Objective:
Rewrite the records from the line containing "Give me the" through the line containing "qr-module [1226, 143, 1233, 150]", keeping the request text unchanged but multiplying each bounding-box coordinate by 2.4 and rounding to a whole number, with halves rounded up. Leave the picture out.

Data records:
>> Start

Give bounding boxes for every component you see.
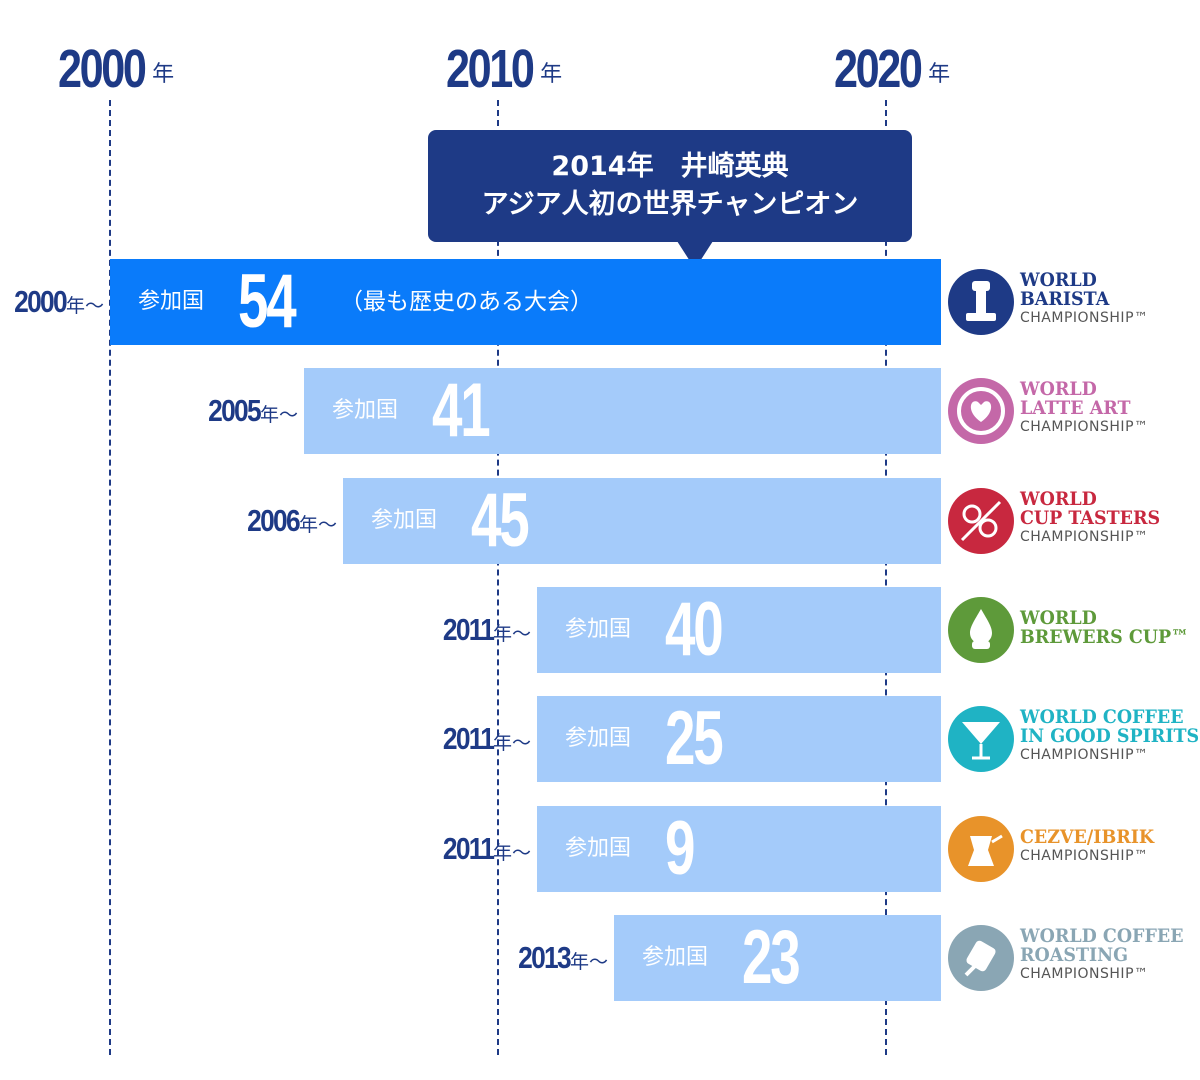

>> End
>> Start

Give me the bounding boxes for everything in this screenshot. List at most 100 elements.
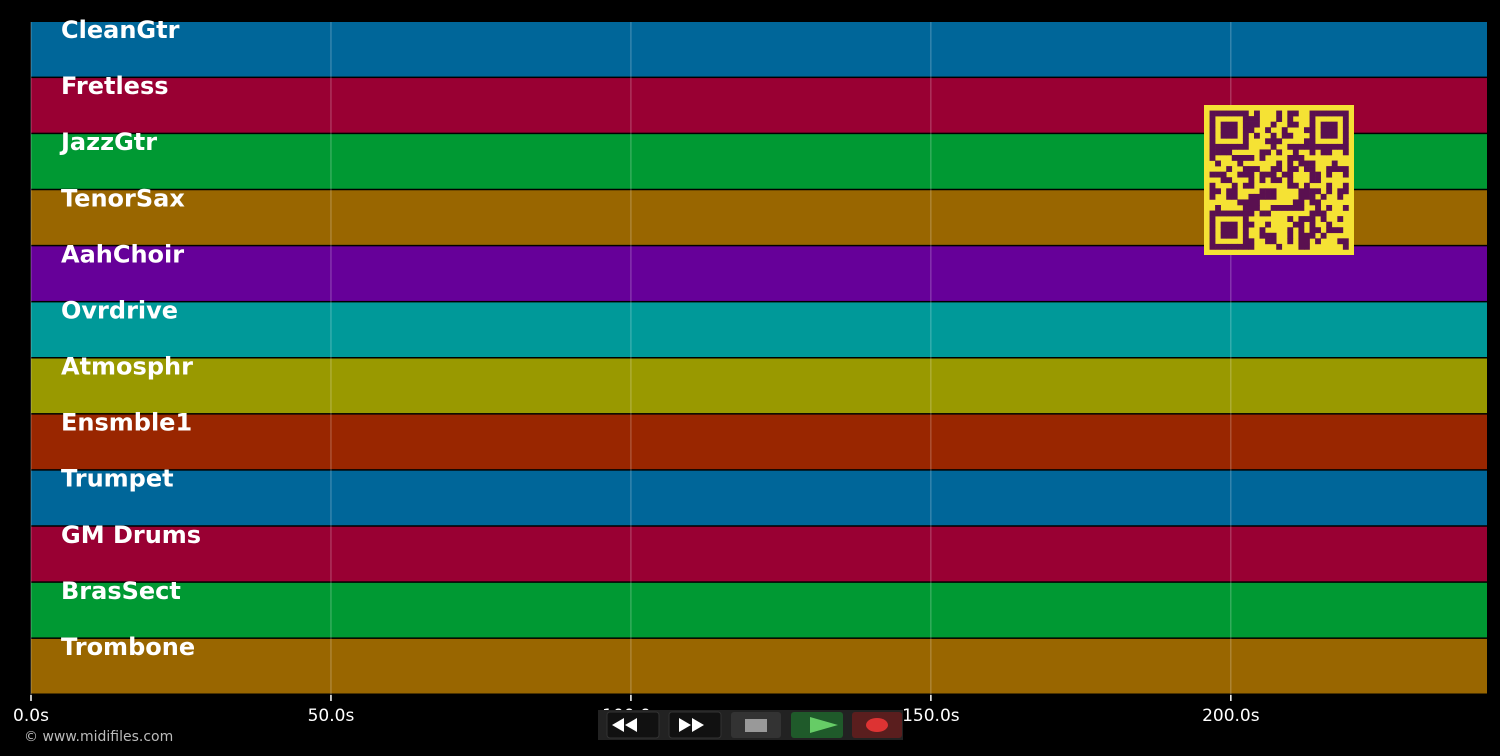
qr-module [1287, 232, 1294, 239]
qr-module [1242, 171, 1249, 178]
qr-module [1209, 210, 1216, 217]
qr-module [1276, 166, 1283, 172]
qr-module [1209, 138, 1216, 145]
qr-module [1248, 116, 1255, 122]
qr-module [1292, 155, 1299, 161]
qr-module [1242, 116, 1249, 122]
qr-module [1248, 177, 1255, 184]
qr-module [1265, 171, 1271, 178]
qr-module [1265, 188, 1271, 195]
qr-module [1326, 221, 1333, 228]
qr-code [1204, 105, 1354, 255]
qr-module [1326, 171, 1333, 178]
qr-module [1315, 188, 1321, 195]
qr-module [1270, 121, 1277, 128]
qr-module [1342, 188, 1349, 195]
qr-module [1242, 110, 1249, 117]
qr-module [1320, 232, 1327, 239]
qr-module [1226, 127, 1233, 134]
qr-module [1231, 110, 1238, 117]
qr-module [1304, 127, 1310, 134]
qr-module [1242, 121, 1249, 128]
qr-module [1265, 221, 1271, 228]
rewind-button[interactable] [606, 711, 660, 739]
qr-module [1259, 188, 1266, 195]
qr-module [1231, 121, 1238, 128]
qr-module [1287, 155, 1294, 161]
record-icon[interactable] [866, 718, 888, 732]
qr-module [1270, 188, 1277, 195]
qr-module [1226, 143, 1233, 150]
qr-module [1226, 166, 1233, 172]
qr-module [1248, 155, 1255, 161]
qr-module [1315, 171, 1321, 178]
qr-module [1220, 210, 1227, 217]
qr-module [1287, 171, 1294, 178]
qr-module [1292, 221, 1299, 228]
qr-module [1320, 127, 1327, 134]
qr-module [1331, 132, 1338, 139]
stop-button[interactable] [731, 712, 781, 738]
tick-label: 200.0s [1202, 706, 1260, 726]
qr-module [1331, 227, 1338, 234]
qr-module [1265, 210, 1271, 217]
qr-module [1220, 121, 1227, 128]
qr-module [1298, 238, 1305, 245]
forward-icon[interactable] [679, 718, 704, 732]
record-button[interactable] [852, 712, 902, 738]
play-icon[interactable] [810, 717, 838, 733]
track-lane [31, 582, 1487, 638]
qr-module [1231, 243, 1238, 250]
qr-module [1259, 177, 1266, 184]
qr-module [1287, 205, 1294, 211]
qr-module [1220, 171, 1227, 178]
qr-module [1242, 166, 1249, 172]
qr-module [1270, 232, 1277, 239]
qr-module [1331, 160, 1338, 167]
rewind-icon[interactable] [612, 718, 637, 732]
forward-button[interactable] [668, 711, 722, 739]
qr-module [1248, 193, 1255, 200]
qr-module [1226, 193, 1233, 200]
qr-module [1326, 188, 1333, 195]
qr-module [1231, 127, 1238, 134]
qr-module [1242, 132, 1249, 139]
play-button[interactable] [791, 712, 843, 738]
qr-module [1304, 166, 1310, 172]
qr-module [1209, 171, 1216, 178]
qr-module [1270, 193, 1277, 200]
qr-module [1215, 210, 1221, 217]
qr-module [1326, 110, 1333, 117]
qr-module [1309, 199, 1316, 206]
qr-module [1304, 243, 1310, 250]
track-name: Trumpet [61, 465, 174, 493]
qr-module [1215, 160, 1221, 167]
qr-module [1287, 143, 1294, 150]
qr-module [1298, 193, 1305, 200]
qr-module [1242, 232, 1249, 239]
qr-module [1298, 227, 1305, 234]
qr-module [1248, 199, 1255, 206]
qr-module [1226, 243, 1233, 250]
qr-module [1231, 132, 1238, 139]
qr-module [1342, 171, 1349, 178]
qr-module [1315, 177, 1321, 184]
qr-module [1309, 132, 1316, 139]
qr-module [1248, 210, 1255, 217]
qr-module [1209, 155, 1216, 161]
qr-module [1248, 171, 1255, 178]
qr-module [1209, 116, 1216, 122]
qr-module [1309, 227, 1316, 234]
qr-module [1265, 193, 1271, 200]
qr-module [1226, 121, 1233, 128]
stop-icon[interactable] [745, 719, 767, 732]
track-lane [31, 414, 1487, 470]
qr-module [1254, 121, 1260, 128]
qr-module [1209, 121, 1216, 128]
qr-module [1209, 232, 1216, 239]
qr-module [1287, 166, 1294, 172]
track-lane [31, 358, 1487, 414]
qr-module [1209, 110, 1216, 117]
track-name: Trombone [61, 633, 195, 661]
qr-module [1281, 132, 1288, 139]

>> End

The completed task:
Give me the bounding boxes for everything in this screenshot. List at most 100 elements.
qr-module [3089, 557, 3106, 574]
qr-module [2981, 410, 2998, 427]
qr-module [2902, 504, 2918, 521]
qr-module [3062, 398, 3079, 413]
qr-module [2902, 331, 2918, 348]
qr-module [2995, 278, 3012, 293]
qr-module [3101, 372, 3118, 386]
qr-module [2981, 278, 2998, 293]
qr-module [2995, 425, 3012, 442]
qr-module [3036, 410, 3050, 427]
qr-module [3036, 451, 3050, 468]
qr-module [3182, 530, 3199, 547]
qr-code [2890, 252, 3250, 612]
qr-module [3182, 410, 3199, 427]
qr-module [3156, 451, 3170, 468]
qr-module [3048, 290, 3065, 307]
qr-module [3221, 451, 3238, 468]
qr-module [2981, 264, 2998, 281]
qr-module [3168, 557, 3185, 574]
qr-module [2942, 305, 2959, 322]
qr-module [2954, 264, 2971, 281]
qr-module [3130, 305, 3144, 322]
qr-module [2981, 290, 2998, 307]
qr-module [3036, 530, 3050, 547]
rewind-button[interactable] [1454, 1706, 1584, 1774]
qr-module [3022, 451, 3038, 468]
qr-module [2954, 290, 2971, 307]
qr-module [3089, 372, 3106, 386]
record-icon[interactable] [2078, 1723, 2131, 1757]
qr-module [3048, 451, 3065, 468]
qr-module [2942, 343, 2959, 360]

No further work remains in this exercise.